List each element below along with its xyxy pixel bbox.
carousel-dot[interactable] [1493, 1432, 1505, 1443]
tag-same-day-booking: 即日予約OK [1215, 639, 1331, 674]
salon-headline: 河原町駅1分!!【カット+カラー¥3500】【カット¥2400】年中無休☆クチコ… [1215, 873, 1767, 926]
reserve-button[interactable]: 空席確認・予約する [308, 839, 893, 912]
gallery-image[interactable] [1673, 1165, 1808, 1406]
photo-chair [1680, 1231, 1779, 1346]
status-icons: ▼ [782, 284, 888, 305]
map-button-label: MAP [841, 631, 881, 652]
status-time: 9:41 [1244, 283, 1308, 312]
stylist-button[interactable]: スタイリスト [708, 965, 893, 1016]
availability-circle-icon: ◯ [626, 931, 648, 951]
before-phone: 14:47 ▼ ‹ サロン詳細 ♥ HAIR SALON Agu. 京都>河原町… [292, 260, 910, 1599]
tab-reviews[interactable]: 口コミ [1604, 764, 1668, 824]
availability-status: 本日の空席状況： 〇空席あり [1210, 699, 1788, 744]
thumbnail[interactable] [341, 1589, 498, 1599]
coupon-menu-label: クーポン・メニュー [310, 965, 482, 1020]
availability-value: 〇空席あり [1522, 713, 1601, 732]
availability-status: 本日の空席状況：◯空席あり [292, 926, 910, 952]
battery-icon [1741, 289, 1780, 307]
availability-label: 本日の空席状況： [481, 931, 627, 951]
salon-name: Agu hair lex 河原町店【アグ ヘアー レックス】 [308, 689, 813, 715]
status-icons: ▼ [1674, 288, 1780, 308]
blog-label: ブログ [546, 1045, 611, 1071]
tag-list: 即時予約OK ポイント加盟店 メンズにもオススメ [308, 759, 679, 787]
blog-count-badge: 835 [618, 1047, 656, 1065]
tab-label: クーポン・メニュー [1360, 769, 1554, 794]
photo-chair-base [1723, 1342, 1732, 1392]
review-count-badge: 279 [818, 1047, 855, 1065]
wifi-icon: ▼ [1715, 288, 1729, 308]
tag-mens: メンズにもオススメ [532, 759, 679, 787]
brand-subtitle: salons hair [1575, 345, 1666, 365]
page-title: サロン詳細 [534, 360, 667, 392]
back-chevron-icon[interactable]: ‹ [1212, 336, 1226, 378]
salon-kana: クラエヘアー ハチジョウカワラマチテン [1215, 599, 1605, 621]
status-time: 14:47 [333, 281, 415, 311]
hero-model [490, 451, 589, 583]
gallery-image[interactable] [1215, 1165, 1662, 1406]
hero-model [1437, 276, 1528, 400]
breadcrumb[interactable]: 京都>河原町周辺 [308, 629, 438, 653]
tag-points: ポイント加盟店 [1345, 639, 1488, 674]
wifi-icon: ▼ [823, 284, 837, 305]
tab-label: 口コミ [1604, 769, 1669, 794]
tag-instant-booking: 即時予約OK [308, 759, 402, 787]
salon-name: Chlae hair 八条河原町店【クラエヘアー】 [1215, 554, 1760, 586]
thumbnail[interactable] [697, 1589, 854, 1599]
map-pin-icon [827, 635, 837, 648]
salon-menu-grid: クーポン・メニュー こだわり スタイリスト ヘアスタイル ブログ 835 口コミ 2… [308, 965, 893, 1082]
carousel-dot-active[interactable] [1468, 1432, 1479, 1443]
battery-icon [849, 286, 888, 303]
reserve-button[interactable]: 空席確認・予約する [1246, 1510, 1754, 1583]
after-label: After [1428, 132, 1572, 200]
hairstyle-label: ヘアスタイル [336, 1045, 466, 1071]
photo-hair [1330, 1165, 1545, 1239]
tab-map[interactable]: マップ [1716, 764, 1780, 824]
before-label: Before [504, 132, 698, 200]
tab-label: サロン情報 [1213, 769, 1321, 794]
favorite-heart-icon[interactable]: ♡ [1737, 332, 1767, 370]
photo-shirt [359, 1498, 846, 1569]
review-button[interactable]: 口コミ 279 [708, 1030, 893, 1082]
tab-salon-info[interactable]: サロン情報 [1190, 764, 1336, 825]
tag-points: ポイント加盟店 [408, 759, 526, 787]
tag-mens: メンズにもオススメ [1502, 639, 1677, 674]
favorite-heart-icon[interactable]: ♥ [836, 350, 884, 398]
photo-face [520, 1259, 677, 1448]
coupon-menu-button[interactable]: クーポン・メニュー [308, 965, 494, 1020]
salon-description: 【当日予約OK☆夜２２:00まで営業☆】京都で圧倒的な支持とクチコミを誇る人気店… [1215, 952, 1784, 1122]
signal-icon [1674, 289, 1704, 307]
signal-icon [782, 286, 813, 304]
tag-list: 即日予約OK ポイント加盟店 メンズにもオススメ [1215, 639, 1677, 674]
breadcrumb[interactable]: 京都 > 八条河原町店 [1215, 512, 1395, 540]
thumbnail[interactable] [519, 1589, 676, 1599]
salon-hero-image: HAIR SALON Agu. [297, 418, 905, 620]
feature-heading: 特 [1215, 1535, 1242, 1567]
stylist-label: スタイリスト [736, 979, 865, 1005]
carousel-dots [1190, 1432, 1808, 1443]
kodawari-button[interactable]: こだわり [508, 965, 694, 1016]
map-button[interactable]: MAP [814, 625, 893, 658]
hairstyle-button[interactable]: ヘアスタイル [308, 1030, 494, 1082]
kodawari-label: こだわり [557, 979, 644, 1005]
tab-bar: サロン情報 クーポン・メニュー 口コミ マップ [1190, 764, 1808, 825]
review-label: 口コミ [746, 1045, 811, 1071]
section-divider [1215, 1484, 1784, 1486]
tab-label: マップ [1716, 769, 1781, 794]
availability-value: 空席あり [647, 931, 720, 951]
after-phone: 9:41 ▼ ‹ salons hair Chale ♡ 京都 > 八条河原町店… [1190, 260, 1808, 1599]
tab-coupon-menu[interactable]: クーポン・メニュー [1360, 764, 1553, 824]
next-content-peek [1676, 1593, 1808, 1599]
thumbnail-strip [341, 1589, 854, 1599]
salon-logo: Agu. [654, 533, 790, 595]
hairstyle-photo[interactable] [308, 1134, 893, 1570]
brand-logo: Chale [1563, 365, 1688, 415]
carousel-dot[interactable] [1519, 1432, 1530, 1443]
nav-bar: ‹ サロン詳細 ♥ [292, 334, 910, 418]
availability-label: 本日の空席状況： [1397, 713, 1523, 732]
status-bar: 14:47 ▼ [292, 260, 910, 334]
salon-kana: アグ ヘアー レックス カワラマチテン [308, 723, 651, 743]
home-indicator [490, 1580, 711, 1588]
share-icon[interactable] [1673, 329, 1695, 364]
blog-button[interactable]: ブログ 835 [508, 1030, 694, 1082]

+-------+

• _TO BE DONE_: Copy every line of the records above word for word, without changing anything.

• _TASK ANSWER_:
List each element below along with its xyxy pixel bbox.
carousel-dot[interactable] [1493, 1432, 1505, 1443]
tag-same-day-booking: 即日予約OK [1215, 639, 1331, 674]
salon-headline: 河原町駅1分!!【カット+カラー¥3500】【カット¥2400】年中無休☆クチコ… [1215, 873, 1767, 926]
reserve-button[interactable]: 空席確認・予約する [308, 839, 893, 912]
gallery-image[interactable] [1673, 1165, 1808, 1406]
photo-chair [1680, 1231, 1779, 1346]
status-icons: ▼ [782, 284, 888, 305]
map-button-label: MAP [841, 631, 881, 652]
status-time: 9:41 [1244, 283, 1308, 312]
stylist-button[interactable]: スタイリスト [708, 965, 893, 1016]
availability-circle-icon: ◯ [626, 931, 648, 951]
before-phone: 14:47 ▼ ‹ サロン詳細 ♥ HAIR SALON Agu. 京都>河原町… [292, 260, 910, 1599]
tab-reviews[interactable]: 口コミ [1604, 764, 1668, 824]
availability-status: 本日の空席状況： 〇空席あり [1210, 699, 1788, 744]
thumbnail[interactable] [341, 1589, 498, 1599]
coupon-menu-label: クーポン・メニュー [310, 965, 482, 1020]
availability-value: 〇空席あり [1522, 713, 1601, 732]
availability-status: 本日の空席状況：◯空席あり [292, 926, 910, 952]
battery-icon [1741, 289, 1780, 307]
availability-label: 本日の空席状況： [481, 931, 627, 951]
salon-name: Agu hair lex 河原町店【アグ ヘアー レックス】 [308, 689, 813, 715]
status-icons: ▼ [1674, 288, 1780, 308]
blog-label: ブログ [546, 1045, 611, 1071]
tag-list: 即時予約OK ポイント加盟店 メンズにもオススメ [308, 759, 679, 787]
blog-count-badge: 835 [618, 1047, 656, 1065]
tab-label: クーポン・メニュー [1360, 769, 1554, 794]
photo-chair-base [1723, 1342, 1732, 1392]
review-count-badge: 279 [818, 1047, 855, 1065]
wifi-icon: ▼ [1715, 288, 1729, 308]
tag-mens: メンズにもオススメ [532, 759, 679, 787]
brand-subtitle: salons hair [1575, 345, 1666, 365]
page-title: サロン詳細 [534, 360, 667, 392]
back-chevron-icon[interactable]: ‹ [1212, 336, 1226, 378]
salon-kana: クラエヘアー ハチジョウカワラマチテン [1215, 599, 1605, 621]
status-time: 14:47 [333, 281, 415, 311]
hero-model [490, 451, 589, 583]
gallery-image[interactable] [1215, 1165, 1662, 1406]
hero-model [1437, 276, 1528, 400]
breadcrumb[interactable]: 京都>河原町周辺 [308, 629, 438, 653]
tag-points: ポイント加盟店 [1345, 639, 1488, 674]
wifi-icon: ▼ [823, 284, 837, 305]
tab-label: 口コミ [1604, 769, 1669, 794]
tag-instant-booking: 即時予約OK [308, 759, 402, 787]
salon-name: Chlae hair 八条河原町店【クラエヘアー】 [1215, 554, 1760, 586]
thumbnail[interactable] [697, 1589, 854, 1599]
map-pin-icon [827, 635, 837, 648]
salon-menu-grid: クーポン・メニュー こだわり スタイリスト ヘアスタイル ブログ 835 口コミ 2… [308, 965, 893, 1082]
carousel-dot-active[interactable] [1468, 1432, 1479, 1443]
battery-icon [849, 286, 888, 303]
reserve-button[interactable]: 空席確認・予約する [1246, 1510, 1754, 1583]
after-label: After [1428, 132, 1572, 200]
hairstyle-label: ヘアスタイル [336, 1045, 466, 1071]
photo-hair [1330, 1165, 1545, 1239]
tab-map[interactable]: マップ [1716, 764, 1780, 824]
before-label: Before [504, 132, 698, 200]
tab-label: サロン情報 [1213, 769, 1321, 794]
favorite-heart-icon[interactable]: ♡ [1737, 332, 1767, 370]
photo-shirt [359, 1498, 846, 1569]
review-button[interactable]: 口コミ 279 [708, 1030, 893, 1082]
tab-salon-info[interactable]: サロン情報 [1190, 764, 1336, 825]
tag-points: ポイント加盟店 [408, 759, 526, 787]
tag-mens: メンズにもオススメ [1502, 639, 1677, 674]
favorite-heart-icon[interactable]: ♥ [836, 350, 884, 398]
photo-face [520, 1259, 677, 1448]
coupon-menu-button[interactable]: クーポン・メニュー [308, 965, 494, 1020]
salon-description: 【当日予約OK☆夜２２:00まで営業☆】京都で圧倒的な支持とクチコミを誇る人気店… [1215, 952, 1784, 1122]
signal-icon [1674, 289, 1704, 307]
signal-icon [782, 286, 813, 304]
tag-list: 即日予約OK ポイント加盟店 メンズにもオススメ [1215, 639, 1677, 674]
breadcrumb[interactable]: 京都 > 八条河原町店 [1215, 512, 1395, 540]
thumbnail[interactable] [519, 1589, 676, 1599]
salon-hero-image: HAIR SALON Agu. [297, 418, 905, 620]
feature-heading: 特 [1215, 1535, 1242, 1567]
stylist-label: スタイリスト [736, 979, 865, 1005]
carousel-dots [1190, 1432, 1808, 1443]
kodawari-button[interactable]: こだわり [508, 965, 694, 1016]
map-button[interactable]: MAP [814, 625, 893, 658]
hairstyle-button[interactable]: ヘアスタイル [308, 1030, 494, 1082]
kodawari-label: こだわり [557, 979, 644, 1005]
tab-bar: サロン情報 クーポン・メニュー 口コミ マップ [1190, 764, 1808, 825]
review-label: 口コミ [746, 1045, 811, 1071]
section-divider [1215, 1484, 1784, 1486]
tab-label: マップ [1716, 769, 1781, 794]
availability-value: 空席あり [647, 931, 720, 951]
after-phone: 9:41 ▼ ‹ salons hair Chale ♡ 京都 > 八条河原町店… [1190, 260, 1808, 1599]
tab-coupon-menu[interactable]: クーポン・メニュー [1360, 764, 1553, 824]
next-content-peek [1676, 1593, 1808, 1599]
thumbnail-strip [341, 1589, 854, 1599]
salon-logo: Agu. [654, 533, 790, 595]
hairstyle-photo[interactable] [308, 1134, 893, 1570]
brand-logo: Chale [1563, 365, 1688, 415]
carousel-dot[interactable] [1519, 1432, 1530, 1443]
nav-bar: ‹ サロン詳細 ♥ [292, 334, 910, 418]
availability-label: 本日の空席状況： [1397, 713, 1523, 732]
status-bar: 14:47 ▼ [292, 260, 910, 334]
salon-kana: アグ ヘアー レックス カワラマチテン [308, 723, 651, 743]
home-indicator [490, 1580, 711, 1588]
share-icon[interactable] [1673, 329, 1695, 364]
blog-button[interactable]: ブログ 835 [508, 1030, 694, 1082]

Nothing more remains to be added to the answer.